§ To do
Report only the number of lines that hold the word "into".

§ Data lines
________

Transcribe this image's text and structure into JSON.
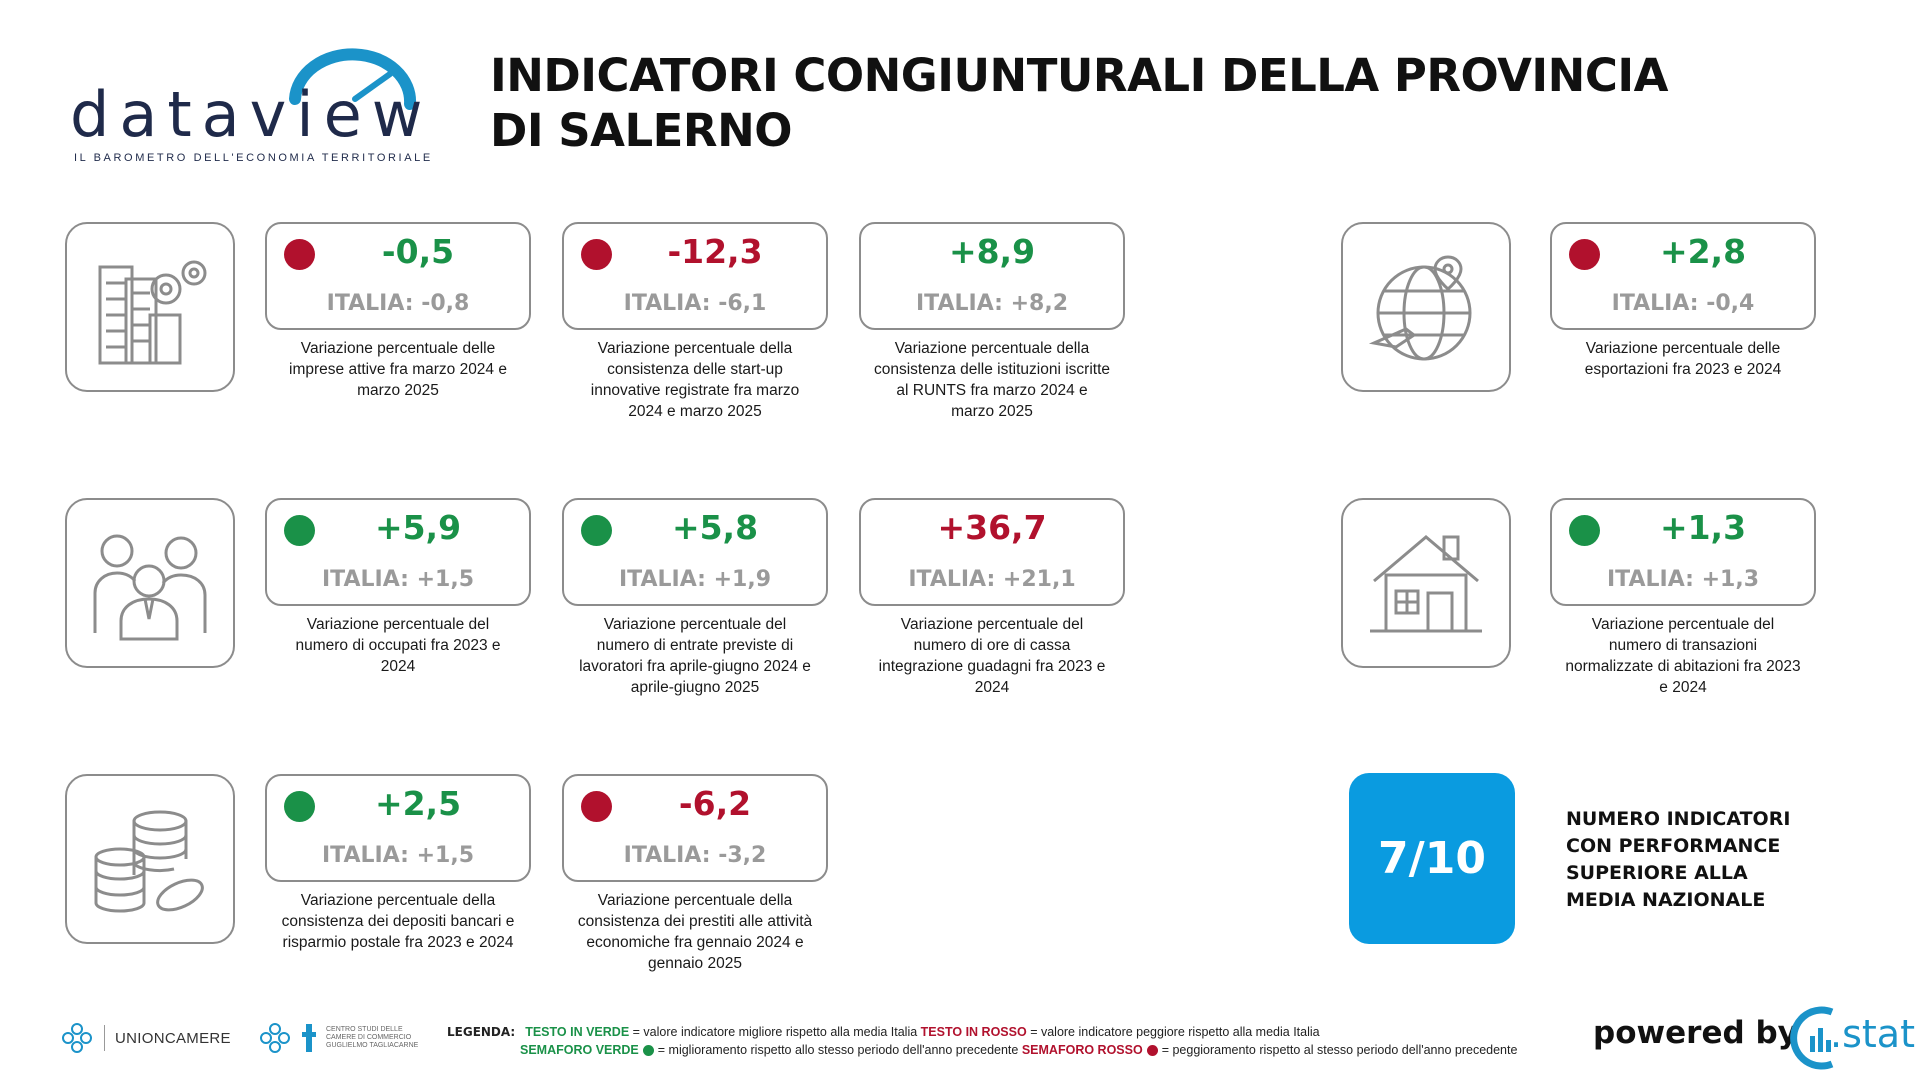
{
  "brand": {
    "name": "dataview",
    "tagline": "IL BAROMETRO DELL'ECONOMIA TERRITORIALE"
  },
  "title": "INDICATORI CONGIUNTURALI DELLA PROVINCIA DI SALERNO",
  "colors": {
    "green": "#1a9148",
    "red": "#b1112d",
    "blue": "#0a9be0",
    "gray": "#8c8c8c"
  },
  "icons": {
    "business": "buildings-gears-icon",
    "export": "globe-plane-icon",
    "people": "people-group-icon",
    "house": "house-icon",
    "money": "coins-stack-icon"
  },
  "indicators": [
    {
      "value": "-0,5",
      "value_color": "green",
      "dot": "red",
      "italia": "ITALIA: -0,8",
      "desc": "Variazione percentuale delle imprese attive fra marzo 2024 e marzo 2025"
    },
    {
      "value": "-12,3",
      "value_color": "red",
      "dot": "red",
      "italia": "ITALIA: -6,1",
      "desc": "Variazione percentuale della consistenza delle start-up innovative registrate fra marzo 2024 e marzo 2025"
    },
    {
      "value": "+8,9",
      "value_color": "green",
      "dot": "none",
      "italia": "ITALIA: +8,2",
      "desc": "Variazione percentuale della consistenza delle istituzioni iscritte al RUNTS fra marzo 2024 e marzo 2025"
    },
    {
      "value": "+2,8",
      "value_color": "green",
      "dot": "red",
      "italia": "ITALIA: -0,4",
      "desc": "Variazione percentuale delle esportazioni fra 2023 e 2024"
    },
    {
      "value": "+5,9",
      "value_color": "green",
      "dot": "green",
      "italia": "ITALIA: +1,5",
      "desc": "Variazione percentuale del numero di occupati fra 2023 e 2024"
    },
    {
      "value": "+5,8",
      "value_color": "green",
      "dot": "green",
      "italia": "ITALIA: +1,9",
      "desc": "Variazione percentuale del numero di entrate previste di lavoratori fra aprile-giugno 2024 e aprile-giugno 2025"
    },
    {
      "value": "+36,7",
      "value_color": "red",
      "dot": "none",
      "italia": "ITALIA: +21,1",
      "desc": "Variazione percentuale del numero di ore di cassa integrazione guadagni fra 2023 e 2024"
    },
    {
      "value": "+1,3",
      "value_color": "green",
      "dot": "green",
      "italia": "ITALIA: +1,3",
      "desc": "Variazione percentuale del numero di transazioni normalizzate di abitazioni fra 2023 e 2024"
    },
    {
      "value": "+2,5",
      "value_color": "green",
      "dot": "green",
      "italia": "ITALIA: +1,5",
      "desc": "Variazione percentuale della consistenza dei depositi bancari e risparmio postale fra 2023 e 2024"
    },
    {
      "value": "-6,2",
      "value_color": "red",
      "dot": "red",
      "italia": "ITALIA: -3,2",
      "desc": "Variazione percentuale della consistenza dei prestiti alle attività economiche fra gennaio 2024 e gennaio 2025"
    }
  ],
  "score": {
    "value": "7/10",
    "label": "NUMERO INDICATORI CON PERFORMANCE SUPERIORE ALLA MEDIA NAZIONALE"
  },
  "footer": {
    "org1": "UNIONCAMERE",
    "org2": "CENTRO STUDI DELLE CAMERE DI COMMERCIO GUGLIELMO TAGLIACARNE",
    "legend_title": "LEGENDA:",
    "legend_green_text": "TESTO IN VERDE",
    "legend_green_desc": "= valore indicatore migliore rispetto alla media Italia",
    "legend_red_text": "TESTO IN ROSSO",
    "legend_red_desc": "= valore indicatore peggiore rispetto alla media Italia",
    "legend_green_dot": "SEMAFORO VERDE",
    "legend_green_dot_desc": "= miglioramento rispetto allo stesso periodo dell'anno precedente",
    "legend_red_dot": "SEMAFORO ROSSO",
    "legend_red_dot_desc": "= peggioramento rispetto al stesso periodo dell'anno precedente",
    "powered_by": "powered by",
    "cstat": ".stat"
  }
}
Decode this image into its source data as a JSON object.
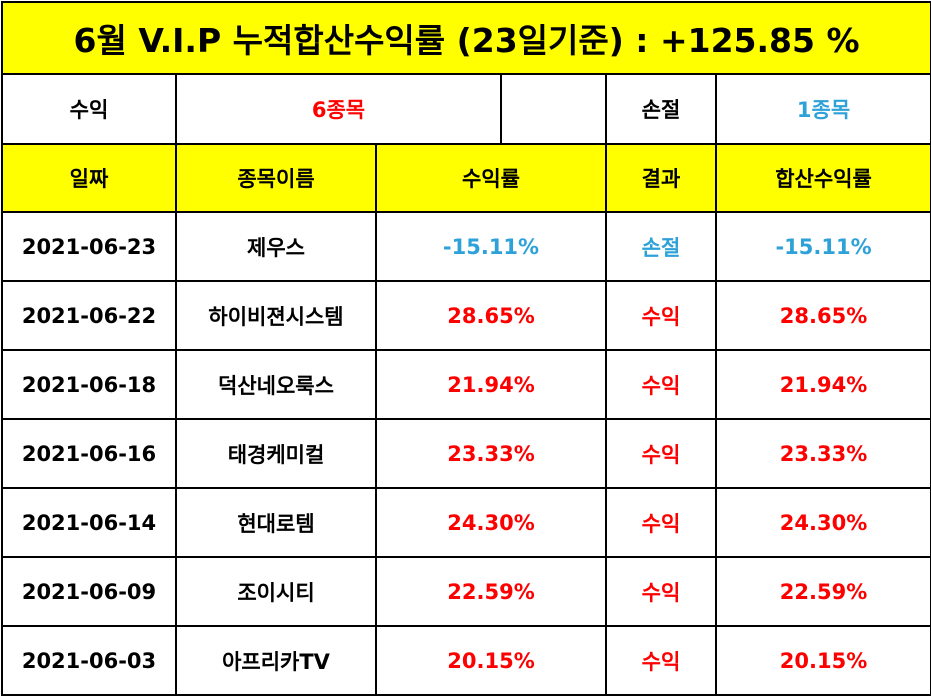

________

§ Answer to the problem
2